* Task brief: Search the records that follow and extract every line containing the string "screenshot".
==== Provided records
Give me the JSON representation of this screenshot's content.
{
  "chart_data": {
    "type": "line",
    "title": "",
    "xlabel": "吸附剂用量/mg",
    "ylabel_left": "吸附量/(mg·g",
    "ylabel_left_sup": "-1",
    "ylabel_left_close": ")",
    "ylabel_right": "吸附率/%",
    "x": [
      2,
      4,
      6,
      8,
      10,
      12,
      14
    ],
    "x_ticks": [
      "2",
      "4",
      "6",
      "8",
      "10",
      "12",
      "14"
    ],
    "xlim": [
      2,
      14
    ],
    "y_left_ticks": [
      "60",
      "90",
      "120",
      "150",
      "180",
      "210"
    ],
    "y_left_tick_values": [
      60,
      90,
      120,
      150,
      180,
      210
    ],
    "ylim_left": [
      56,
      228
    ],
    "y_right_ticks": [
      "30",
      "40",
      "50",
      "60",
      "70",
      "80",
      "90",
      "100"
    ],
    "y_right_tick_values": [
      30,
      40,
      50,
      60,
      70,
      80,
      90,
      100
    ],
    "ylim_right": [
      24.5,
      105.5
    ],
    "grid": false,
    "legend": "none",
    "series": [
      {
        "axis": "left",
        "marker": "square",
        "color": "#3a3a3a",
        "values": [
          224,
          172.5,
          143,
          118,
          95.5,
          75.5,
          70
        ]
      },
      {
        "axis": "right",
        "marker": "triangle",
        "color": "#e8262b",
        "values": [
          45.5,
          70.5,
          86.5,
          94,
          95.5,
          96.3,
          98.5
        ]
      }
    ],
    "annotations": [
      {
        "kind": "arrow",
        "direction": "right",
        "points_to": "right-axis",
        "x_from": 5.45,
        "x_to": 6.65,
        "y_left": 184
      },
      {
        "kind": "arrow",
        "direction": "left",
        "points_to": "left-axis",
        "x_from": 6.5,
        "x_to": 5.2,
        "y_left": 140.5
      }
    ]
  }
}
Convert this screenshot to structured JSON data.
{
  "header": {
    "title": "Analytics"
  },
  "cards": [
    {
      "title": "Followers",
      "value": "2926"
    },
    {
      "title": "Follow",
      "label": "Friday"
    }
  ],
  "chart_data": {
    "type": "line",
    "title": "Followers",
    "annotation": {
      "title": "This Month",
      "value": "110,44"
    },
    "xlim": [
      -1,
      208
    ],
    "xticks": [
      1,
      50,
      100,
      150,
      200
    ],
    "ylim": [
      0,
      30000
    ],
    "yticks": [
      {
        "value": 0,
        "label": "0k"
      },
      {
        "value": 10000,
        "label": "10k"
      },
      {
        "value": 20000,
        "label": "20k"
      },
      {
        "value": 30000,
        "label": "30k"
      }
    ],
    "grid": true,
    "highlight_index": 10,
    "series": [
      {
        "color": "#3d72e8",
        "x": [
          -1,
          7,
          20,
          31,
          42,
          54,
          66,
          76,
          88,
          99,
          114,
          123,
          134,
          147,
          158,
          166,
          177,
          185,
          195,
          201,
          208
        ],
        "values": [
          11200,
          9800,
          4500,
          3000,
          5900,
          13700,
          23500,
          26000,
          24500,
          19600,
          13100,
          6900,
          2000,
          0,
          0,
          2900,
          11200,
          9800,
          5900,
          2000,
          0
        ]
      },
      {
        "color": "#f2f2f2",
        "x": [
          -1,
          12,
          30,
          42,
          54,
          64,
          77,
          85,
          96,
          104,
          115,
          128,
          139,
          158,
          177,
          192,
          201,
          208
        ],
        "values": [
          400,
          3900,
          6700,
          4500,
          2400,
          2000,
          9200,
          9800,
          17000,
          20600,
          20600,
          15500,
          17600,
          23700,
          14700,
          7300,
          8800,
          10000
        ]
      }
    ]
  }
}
========
* Answer to the exercise:
Give me the JSON representation of this screenshot's content.
Convert this screenshot to structured JSON data.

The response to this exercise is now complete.